[Recorded data]
────

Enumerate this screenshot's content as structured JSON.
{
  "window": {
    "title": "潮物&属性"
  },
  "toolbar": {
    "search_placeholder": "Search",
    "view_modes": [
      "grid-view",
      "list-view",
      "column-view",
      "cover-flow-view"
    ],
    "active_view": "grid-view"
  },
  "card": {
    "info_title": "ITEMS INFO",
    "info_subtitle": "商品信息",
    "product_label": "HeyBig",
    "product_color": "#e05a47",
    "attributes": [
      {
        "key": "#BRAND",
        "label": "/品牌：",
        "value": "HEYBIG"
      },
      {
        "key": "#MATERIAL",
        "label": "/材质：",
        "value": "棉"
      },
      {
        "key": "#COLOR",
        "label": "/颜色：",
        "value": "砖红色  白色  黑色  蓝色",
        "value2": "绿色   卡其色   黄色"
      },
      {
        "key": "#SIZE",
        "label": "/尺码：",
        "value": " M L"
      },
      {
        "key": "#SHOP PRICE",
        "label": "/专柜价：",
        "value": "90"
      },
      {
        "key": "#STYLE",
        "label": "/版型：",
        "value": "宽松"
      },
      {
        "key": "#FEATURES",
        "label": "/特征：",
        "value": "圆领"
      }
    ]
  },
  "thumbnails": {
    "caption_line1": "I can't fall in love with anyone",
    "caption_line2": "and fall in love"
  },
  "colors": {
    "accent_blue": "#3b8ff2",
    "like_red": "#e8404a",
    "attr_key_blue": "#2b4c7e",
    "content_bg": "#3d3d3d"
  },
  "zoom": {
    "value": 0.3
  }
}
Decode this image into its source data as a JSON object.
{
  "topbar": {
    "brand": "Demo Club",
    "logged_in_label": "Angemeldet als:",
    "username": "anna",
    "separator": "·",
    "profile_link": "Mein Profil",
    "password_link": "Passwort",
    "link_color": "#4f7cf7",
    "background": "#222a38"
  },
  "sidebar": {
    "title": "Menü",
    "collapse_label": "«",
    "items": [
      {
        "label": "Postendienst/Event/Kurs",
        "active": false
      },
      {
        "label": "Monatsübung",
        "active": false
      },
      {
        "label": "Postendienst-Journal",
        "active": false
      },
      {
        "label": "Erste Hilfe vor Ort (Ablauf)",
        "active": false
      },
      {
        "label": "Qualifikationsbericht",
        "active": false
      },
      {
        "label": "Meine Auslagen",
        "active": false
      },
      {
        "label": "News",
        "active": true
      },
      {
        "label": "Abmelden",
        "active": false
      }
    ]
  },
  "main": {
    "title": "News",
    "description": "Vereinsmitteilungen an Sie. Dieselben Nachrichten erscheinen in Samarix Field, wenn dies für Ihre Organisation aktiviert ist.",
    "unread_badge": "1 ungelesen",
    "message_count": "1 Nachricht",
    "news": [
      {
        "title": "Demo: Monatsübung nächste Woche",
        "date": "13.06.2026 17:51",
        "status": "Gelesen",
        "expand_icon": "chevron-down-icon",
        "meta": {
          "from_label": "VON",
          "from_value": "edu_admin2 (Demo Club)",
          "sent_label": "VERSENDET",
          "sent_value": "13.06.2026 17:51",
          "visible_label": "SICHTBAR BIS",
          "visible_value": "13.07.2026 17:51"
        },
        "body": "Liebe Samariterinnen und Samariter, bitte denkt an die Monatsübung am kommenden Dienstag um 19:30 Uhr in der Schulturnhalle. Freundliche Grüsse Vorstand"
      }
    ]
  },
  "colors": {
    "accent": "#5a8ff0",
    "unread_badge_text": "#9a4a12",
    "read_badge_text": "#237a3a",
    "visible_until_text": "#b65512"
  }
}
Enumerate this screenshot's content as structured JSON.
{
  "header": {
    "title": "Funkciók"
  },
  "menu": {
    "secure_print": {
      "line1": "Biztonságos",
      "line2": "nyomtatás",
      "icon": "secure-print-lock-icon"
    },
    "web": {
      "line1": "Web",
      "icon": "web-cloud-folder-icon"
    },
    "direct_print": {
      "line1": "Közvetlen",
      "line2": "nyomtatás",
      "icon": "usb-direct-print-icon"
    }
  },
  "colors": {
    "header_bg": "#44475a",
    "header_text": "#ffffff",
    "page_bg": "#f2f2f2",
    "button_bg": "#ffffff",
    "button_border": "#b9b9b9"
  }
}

────

- DIRECTIVE
Search the entries for the word "Monatsübung" and copy every line that has it.

- TASK RESPONSE
        "label": "Monatsübung",
        "title": "Demo: Monatsübung nächste Woche",
        "body": "Liebe Samariterinnen und Samariter, bitte denkt an die Monatsübung am kommenden Dienstag um 19:30 Uhr in der Schulturnhalle. Freundliche Grüsse Vorstand"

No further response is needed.